----- Data -----
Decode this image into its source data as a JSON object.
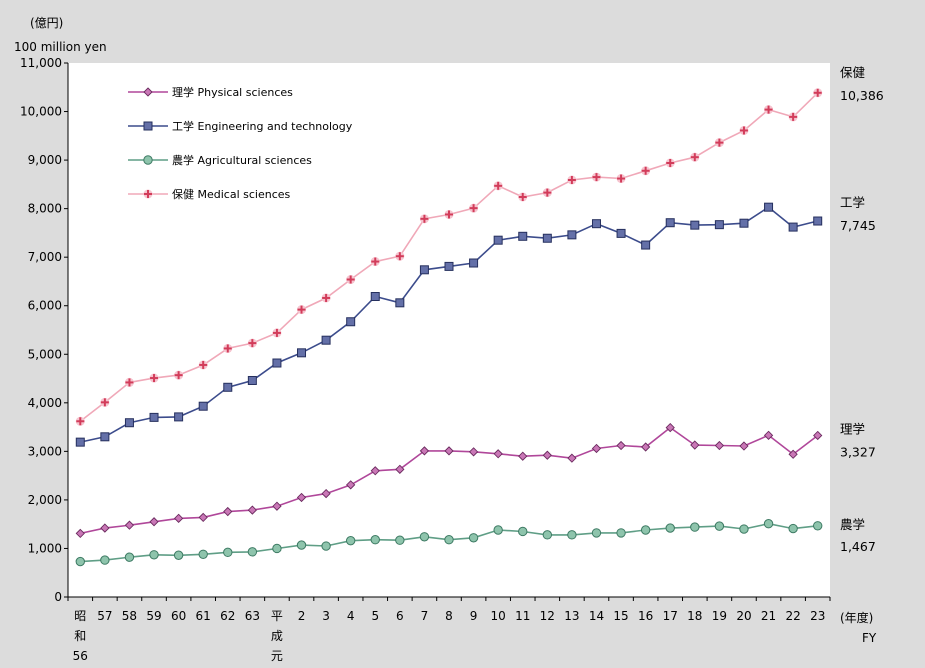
{
  "chart_data": {
    "type": "line",
    "ylabel_jp": "(億円)",
    "ylabel_en": "100 million yen",
    "xlabel_jp": "(年度)",
    "xlabel_en": "FY",
    "ylim": [
      0,
      11000
    ],
    "yticks": [
      "0",
      "1,000",
      "2,000",
      "3,000",
      "4,000",
      "5,000",
      "6,000",
      "7,000",
      "8,000",
      "9,000",
      "10,000",
      "11,000"
    ],
    "grid": false,
    "legend_position": "top-left",
    "categories": [
      [
        "昭",
        "和",
        "56"
      ],
      [
        "57"
      ],
      [
        "58"
      ],
      [
        "59"
      ],
      [
        "60"
      ],
      [
        "61"
      ],
      [
        "62"
      ],
      [
        "63"
      ],
      [
        "平",
        "成",
        "元"
      ],
      [
        "2"
      ],
      [
        "3"
      ],
      [
        "4"
      ],
      [
        "5"
      ],
      [
        "6"
      ],
      [
        "7"
      ],
      [
        "8"
      ],
      [
        "9"
      ],
      [
        "10"
      ],
      [
        "11"
      ],
      [
        "12"
      ],
      [
        "13"
      ],
      [
        "14"
      ],
      [
        "15"
      ],
      [
        "16"
      ],
      [
        "17"
      ],
      [
        "18"
      ],
      [
        "19"
      ],
      [
        "20"
      ],
      [
        "21"
      ],
      [
        "22"
      ],
      [
        "23"
      ]
    ],
    "series": [
      {
        "name": "理学 Physical sciences",
        "end_label": "理学",
        "end_value": "3,327",
        "color": "#b0479a",
        "marker": "diamond",
        "marker_fill": "#c977b6",
        "values": [
          1310,
          1420,
          1480,
          1550,
          1620,
          1640,
          1760,
          1790,
          1870,
          2050,
          2130,
          2310,
          2600,
          2630,
          3010,
          3010,
          2990,
          2950,
          2900,
          2920,
          2860,
          3060,
          3120,
          3090,
          3490,
          3130,
          3120,
          3110,
          3330,
          2940,
          3327
        ]
      },
      {
        "name": "工学 Engineering and technology",
        "end_label": "工学",
        "end_value": "7,745",
        "color": "#3c4c8c",
        "marker": "square",
        "marker_fill": "#6470a8",
        "values": [
          3190,
          3300,
          3590,
          3700,
          3710,
          3930,
          4320,
          4460,
          4820,
          5030,
          5290,
          5670,
          6190,
          6060,
          6740,
          6810,
          6880,
          7350,
          7430,
          7390,
          7460,
          7690,
          7490,
          7250,
          7710,
          7660,
          7670,
          7700,
          8030,
          7620,
          7745
        ]
      },
      {
        "name": "農学 Agricultural sciences",
        "end_label": "農学",
        "end_value": "1,467",
        "color": "#5f9e86",
        "marker": "circle",
        "marker_fill": "#8ec4ac",
        "values": [
          730,
          760,
          820,
          870,
          860,
          880,
          920,
          930,
          1000,
          1070,
          1050,
          1160,
          1180,
          1170,
          1240,
          1180,
          1220,
          1380,
          1350,
          1280,
          1280,
          1320,
          1320,
          1380,
          1420,
          1440,
          1460,
          1400,
          1510,
          1410,
          1467
        ]
      },
      {
        "name": "保健 Medical sciences",
        "end_label": "保健",
        "end_value": "10,386",
        "color": "#f0a8b8",
        "marker": "plus",
        "marker_fill": "#d23c5a",
        "values": [
          3620,
          4010,
          4420,
          4510,
          4570,
          4780,
          5120,
          5230,
          5440,
          5920,
          6160,
          6540,
          6910,
          7020,
          7790,
          7880,
          8010,
          8470,
          8240,
          8330,
          8590,
          8650,
          8620,
          8780,
          8940,
          9060,
          9360,
          9610,
          10040,
          9890,
          10386
        ]
      }
    ]
  }
}
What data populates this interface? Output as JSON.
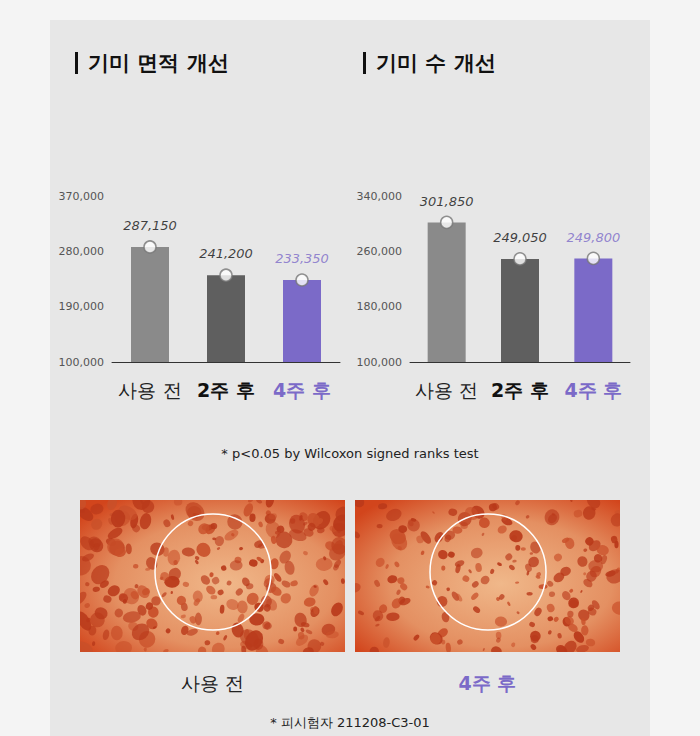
{
  "chart_data": [
    {
      "type": "bar",
      "title": "기미 면적 개선",
      "categories": [
        "사용 전",
        "2주 후",
        "4주 후"
      ],
      "values": [
        287150,
        241200,
        233350
      ],
      "value_labels": [
        "287,150",
        "241,200",
        "233,350"
      ],
      "colors": [
        "#8a8a8a",
        "#5f5f5f",
        "#7b6ac8"
      ],
      "ylim": [
        100000,
        370000
      ],
      "yticks": [
        {
          "value": 100000,
          "label": "100,000"
        },
        {
          "value": 190000,
          "label": "190,000"
        },
        {
          "value": 280000,
          "label": "280,000"
        },
        {
          "value": 370000,
          "label": "370,000"
        }
      ],
      "data_labels": true,
      "grid": false
    },
    {
      "type": "bar",
      "title": "기미 수 개선",
      "categories": [
        "사용 전",
        "2주 후",
        "4주 후"
      ],
      "values": [
        301850,
        249050,
        249800
      ],
      "value_labels": [
        "301,850",
        "249,050",
        "249,800"
      ],
      "colors": [
        "#8a8a8a",
        "#5f5f5f",
        "#7b6ac8"
      ],
      "ylim": [
        100000,
        340000
      ],
      "yticks": [
        {
          "value": 100000,
          "label": "100,000"
        },
        {
          "value": 180000,
          "label": "180,000"
        },
        {
          "value": 260000,
          "label": "260,000"
        },
        {
          "value": 340000,
          "label": "340,000"
        }
      ],
      "data_labels": true,
      "grid": false
    }
  ],
  "footnote": "* p<0.05 by Wilcoxon signed ranks test",
  "images": [
    {
      "caption": "사용 전"
    },
    {
      "caption": "4주 후"
    }
  ],
  "subject_note": "* 피시험자 211208-C3-01"
}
-----
# [Exercise requirements]
A faithful copy of the records above is needed, with the pictures left out.

# [Worked solution]
Decode this image into its source data as a JSON object.
{
  "chart_data": {
    "type": "line",
    "ylabel_jp": "(億円)",
    "ylabel_en": "100 million yen",
    "xlabel_jp": "(年度)",
    "xlabel_en": "FY",
    "ylim": [
      0,
      11000
    ],
    "yticks": [
      "0",
      "1,000",
      "2,000",
      "3,000",
      "4,000",
      "5,000",
      "6,000",
      "7,000",
      "8,000",
      "9,000",
      "10,000",
      "11,000"
    ],
    "grid": false,
    "legend_position": "top-left",
    "categories": [
      [
        "昭",
        "和",
        "56"
      ],
      [
        "57"
      ],
      [
        "58"
      ],
      [
        "59"
      ],
      [
        "60"
      ],
      [
        "61"
      ],
      [
        "62"
      ],
      [
        "63"
      ],
      [
        "平",
        "成",
        "元"
      ],
      [
        "2"
      ],
      [
        "3"
      ],
      [
        "4"
      ],
      [
        "5"
      ],
      [
        "6"
      ],
      [
        "7"
      ],
      [
        "8"
      ],
      [
        "9"
      ],
      [
        "10"
      ],
      [
        "11"
      ],
      [
        "12"
      ],
      [
        "13"
      ],
      [
        "14"
      ],
      [
        "15"
      ],
      [
        "16"
      ],
      [
        "17"
      ],
      [
        "18"
      ],
      [
        "19"
      ],
      [
        "20"
      ],
      [
        "21"
      ],
      [
        "22"
      ],
      [
        "23"
      ]
    ],
    "series": [
      {
        "name": "理学 Physical sciences",
        "end_label": "理学",
        "end_value": "3,327",
        "color": "#b0479a",
        "marker": "diamond",
        "marker_fill": "#c977b6",
        "values": [
          1310,
          1420,
          1480,
          1550,
          1620,
          1640,
          1760,
          1790,
          1870,
          2050,
          2130,
          2310,
          2600,
          2630,
          3010,
          3010,
          2990,
          2950,
          2900,
          2920,
          2860,
          3060,
          3120,
          3090,
          3490,
          3130,
          3120,
          3110,
          3330,
          2940,
          3327
        ]
      },
      {
        "name": "工学 Engineering and technology",
        "end_label": "工学",
        "end_value": "7,745",
        "color": "#3c4c8c",
        "marker": "square",
        "marker_fill": "#6470a8",
        "values": [
          3190,
          3300,
          3590,
          3700,
          3710,
          3930,
          4320,
          4460,
          4820,
          5030,
          5290,
          5670,
          6190,
          6060,
          6740,
          6810,
          6880,
          7350,
          7430,
          7390,
          7460,
          7690,
          7490,
          7250,
          7710,
          7660,
          7670,
          7700,
          8030,
          7620,
          7745
        ]
      },
      {
        "name": "農学 Agricultural sciences",
        "end_label": "農学",
        "end_value": "1,467",
        "color": "#5f9e86",
        "marker": "circle",
        "marker_fill": "#8ec4ac",
        "values": [
          730,
          760,
          820,
          870,
          860,
          880,
          920,
          930,
          1000,
          1070,
          1050,
          1160,
          1180,
          1170,
          1240,
          1180,
          1220,
          1380,
          1350,
          1280,
          1280,
          1320,
          1320,
          1380,
          1420,
          1440,
          1460,
          1400,
          1510,
          1410,
          1467
        ]
      },
      {
        "name": "保健 Medical sciences",
        "end_label": "保健",
        "end_value": "10,386",
        "color": "#f0a8b8",
        "marker": "plus",
        "marker_fill": "#d23c5a",
        "values": [
          3620,
          4010,
          4420,
          4510,
          4570,
          4780,
          5120,
          5230,
          5440,
          5920,
          6160,
          6540,
          6910,
          7020,
          7790,
          7880,
          8010,
          8470,
          8240,
          8330,
          8590,
          8650,
          8620,
          8780,
          8940,
          9060,
          9360,
          9610,
          10040,
          9890,
          10386
        ]
      }
    ]
  }
}
What data populates this interface? Output as JSON.
{
  "chart_data": [
    {
      "type": "bar",
      "title": "기미 면적 개선",
      "categories": [
        "사용 전",
        "2주 후",
        "4주 후"
      ],
      "values": [
        287150,
        241200,
        233350
      ],
      "value_labels": [
        "287,150",
        "241,200",
        "233,350"
      ],
      "colors": [
        "#8a8a8a",
        "#5f5f5f",
        "#7b6ac8"
      ],
      "ylim": [
        100000,
        370000
      ],
      "yticks": [
        {
          "value": 100000,
          "label": "100,000"
        },
        {
          "value": 190000,
          "label": "190,000"
        },
        {
          "value": 280000,
          "label": "280,000"
        },
        {
          "value": 370000,
          "label": "370,000"
        }
      ],
      "data_labels": true,
      "grid": false
    },
    {
      "type": "bar",
      "title": "기미 수 개선",
      "categories": [
        "사용 전",
        "2주 후",
        "4주 후"
      ],
      "values": [
        301850,
        249050,
        249800
      ],
      "value_labels": [
        "301,850",
        "249,050",
        "249,800"
      ],
      "colors": [
        "#8a8a8a",
        "#5f5f5f",
        "#7b6ac8"
      ],
      "ylim": [
        100000,
        340000
      ],
      "yticks": [
        {
          "value": 100000,
          "label": "100,000"
        },
        {
          "value": 180000,
          "label": "180,000"
        },
        {
          "value": 260000,
          "label": "260,000"
        },
        {
          "value": 340000,
          "label": "340,000"
        }
      ],
      "data_labels": true,
      "grid": false
    }
  ],
  "footnote": "* p<0.05 by Wilcoxon signed ranks test",
  "images": [
    {
      "caption": "사용 전"
    },
    {
      "caption": "4주 후"
    }
  ],
  "subject_note": "* 피시험자 211208-C3-01"
}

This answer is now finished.